▶ [WHAT YOU ARE ASKED TO DO] Print the listing below in its entirety, character for character.

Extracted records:

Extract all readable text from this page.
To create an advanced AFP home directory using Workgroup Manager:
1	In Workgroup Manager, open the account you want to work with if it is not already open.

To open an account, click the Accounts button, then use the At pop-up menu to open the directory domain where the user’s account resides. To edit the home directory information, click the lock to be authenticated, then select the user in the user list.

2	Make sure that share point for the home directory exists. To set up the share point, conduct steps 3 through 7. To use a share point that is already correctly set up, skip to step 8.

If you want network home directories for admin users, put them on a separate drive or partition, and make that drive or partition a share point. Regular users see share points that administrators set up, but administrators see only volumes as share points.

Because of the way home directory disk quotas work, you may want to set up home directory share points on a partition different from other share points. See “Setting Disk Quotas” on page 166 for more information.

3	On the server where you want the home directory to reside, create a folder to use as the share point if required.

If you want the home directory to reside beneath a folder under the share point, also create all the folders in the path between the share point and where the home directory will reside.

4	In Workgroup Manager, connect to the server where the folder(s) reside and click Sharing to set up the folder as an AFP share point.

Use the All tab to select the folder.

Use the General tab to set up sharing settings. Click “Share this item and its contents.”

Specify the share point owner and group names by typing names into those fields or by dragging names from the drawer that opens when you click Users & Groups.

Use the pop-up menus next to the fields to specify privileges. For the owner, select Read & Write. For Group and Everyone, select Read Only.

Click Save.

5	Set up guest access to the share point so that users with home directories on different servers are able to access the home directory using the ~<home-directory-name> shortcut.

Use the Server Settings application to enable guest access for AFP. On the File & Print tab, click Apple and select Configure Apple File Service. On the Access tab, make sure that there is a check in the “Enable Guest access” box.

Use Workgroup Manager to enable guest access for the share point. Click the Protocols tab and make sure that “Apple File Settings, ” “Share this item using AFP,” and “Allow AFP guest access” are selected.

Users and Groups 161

▶ [ANSWER FOR THE TASK]
Extract all readable text from this page.
To create an advanced AFP home directory using Workgroup Manager:
1	In Workgroup Manager, open the account you want to work with if it is not already open.

To open an account, click the Accounts button, then use the At pop-up menu to open the directory domain where the user’s account resides. To edit the home directory information, click the lock to be authenticated, then select the user in the user list.

2	Make sure that share point for the home directory exists. To set up the share point, conduct steps 3 through 7. To use a share point that is already correctly set up, skip to step 8.

If you want network home directories for admin users, put them on a separate drive or partition, and make that drive or partition a share point. Regular users see share points that administrators set up, but administrators see only volumes as share points.

Because of the way home directory disk quotas work, you may want to set up home directory share points on a partition different from other share points. See “Setting Disk Quotas” on page 166 for more information.

3	On the server where you want the home directory to reside, create a folder to use as the share point if required.

If you want the home directory to reside beneath a folder under the share point, also create all the folders in the path between the share point and where the home directory will reside.

4	In Workgroup Manager, connect to the server where the folder(s) reside and click Sharing to set up the folder as an AFP share point.

Use the All tab to select the folder.

Use the General tab to set up sharing settings. Click “Share this item and its contents.”

Specify the share point owner and group names by typing names into those fields or by dragging names from the drawer that opens when you click Users & Groups.

Use the pop-up menus next to the fields to specify privileges. For the owner, select Read & Write. For Group and Everyone, select Read Only.

Click Save.

5	Set up guest access to the share point so that users with home directories on different servers are able to access the home directory using the ~<home-directory-name> shortcut.

Use the Server Settings application to enable guest access for AFP. On the File & Print tab, click Apple and select Configure Apple File Service. On the Access tab, make sure that there is a check in the “Enable Guest access” box.

Use Workgroup Manager to enable guest access for the share point. Click the Protocols tab and make sure that “Apple File Settings, ” “Share this item using AFP,” and “Allow AFP guest access” are selected.

Users and Groups 161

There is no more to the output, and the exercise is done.